## START

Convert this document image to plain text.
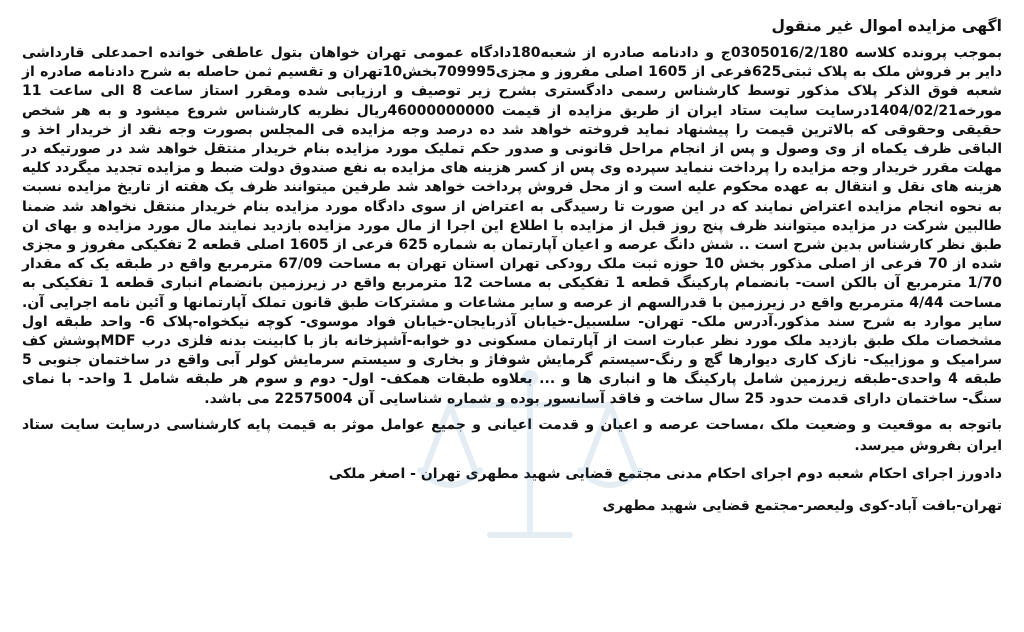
اگهی مزایده اموال غیر منقول
بموجب پرونده کلاسه 0305016/2/180ج و دادنامه صادره از شعبه180دادگاه عمومی تهران خواهان بتول عاطفی خوانده احمدعلی قارداشی دایر بر فروش ملک به پلاک ثبتی625فرعی از 1605 اصلی مفروز و مجزی709995بخش10تهران و تقسیم ثمن حاصله به شرح دادنامه صادره از شعبه فوق الذکر پلاک مذکور توسط کارشناس رسمی دادگستری بشرح زیر توصیف و ارزیابی شده ومقرر استاز ساعت 8 الی ساعت 11 مورخه1404/02/21درسایت سایت ستاد ایران از طریق مزایده از قیمت 46000000000ریال نظریه کارشناس شروع میشود و به هر شخص حقیقی وحقوقی که بالاترین قیمت را پیشنهاد نماید فروخته خواهد شد ده درصد وجه مزایده فی المجلس بصورت وجه نقد از خریدار اخذ و الباقی ظرف یکماه از وی وصول و پس از انجام مراحل قانونی و صدور حکم تملیک مورد مزایده بنام خریدار منتقل خواهد شد در صورتیکه در مهلت مقرر خریدار وجه مزایده را پرداخت ننماید سپرده وی پس از کسر هزینه های مزایده به نفع صندوق دولت ضبط و مزایده تجدید میگردد کلیه هزینه های نقل و انتقال به عهده محکوم علیه است و از محل فروش پرداخت خواهد شد طرفین میتوانند ظرف یک هفته از تاریخ مزایده نسبت به نحوه انجام مزایده اعتراض نمایند که در این صورت تا رسیدگی به اعتراض از سوی دادگاه مورد مزایده بنام خریدار منتقل نخواهد شد ضمنا طالبین شرکت در مزایده میتوانند ظرف پنج روز قبل از مزایده با اطلاع این اجرا از مال مورد مزایده بازدید نمایند مال مورد مزایده و بهای ان طبق نظر کارشناس بدین شرح است .. شش دانگ عرصه و اعیان آپارتمان به شماره 625 فرعی از 1605 اصلی قطعه 2 تفکیکی مفروز و مجزی شده از 70 فرعی از اصلی مذکور بخش 10 حوزه ثبت ملک رودکی تهران استان تهران به مساحت 67/09 مترمربع واقع در طبقه یک که مقدار 1/70 مترمربع آن بالکن است- بانضمام پارکینگ قطعه 1 تفکیکی به مساحت 12 مترمربع واقع در زیرزمین بانضمام انباری قطعه 1 تفکیکی به مساحت 4/44 مترمربع واقع در زیرزمین با قدرالسهم از عرصه و سایر مشاعات و مشترکات طبق قانون تملک آپارتمانها و آئین نامه اجرایی آن. سایر موارد به شرح سند مذکور.آدرس ملک- تهران- سلسبیل-خیابان آذربایجان-خیابان فواد موسوی- کوچه نیکخواه-پلاک 6- واحد طبقه اول مشخصات ملک طبق بازدید ملک مورد نظر عبارت است از آپارتمان مسکونی دو خوابه-آشپزخانه باز با کابینت بدنه فلزی درب MDFپوشش کف سرامیک و موزاییک- نازک کاری دیوارها گچ و رنگ-سیستم گرمایش شوفاژ و بخاری و سیستم سرمایش کولر آبی واقع در ساختمان جنوبی 5 طبقه 4 واحدی-طبقه زیرزمین شامل پارکینگ ها و انباری ها و ... بعلاوه طبقات همکف- اول- دوم و سوم هر طبقه شامل 1 واحد- با نمای سنگ- ساختمان دارای قدمت حدود 25 سال ساخت و فاقد آسانسور بوده و شماره شناسایی آن 22575004 می باشد.
باتوجه به موقعیت و وضعیت ملک ،مساحت عرصه و اعیان و قدمت اعیانی و جمیع عوامل موثر به قیمت پایه کارشناسی درسایت سایت ستاد ایران بفروش میرسد.
دادورز اجرای احکام شعبه دوم اجرای احکام مدنی مجتمع قضایی شهید مطهری تهران - اصغر ملکی
تهران-بافت آباد-کوی ولیعصر-مجتمع قضایی شهید مطهری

## END

EXERCISE ▸ Track down every line of the material containing the string "مطهری", and copy it.

COMPLETE RESPONSE ▸
دادورز اجرای احکام شعبه دوم اجرای احکام مدنی مجتمع قضایی شهید مطهری تهران - اصغر ملکی
تهران-بافت آباد-کوی ولیعصر-مجتمع قضایی شهید مطهری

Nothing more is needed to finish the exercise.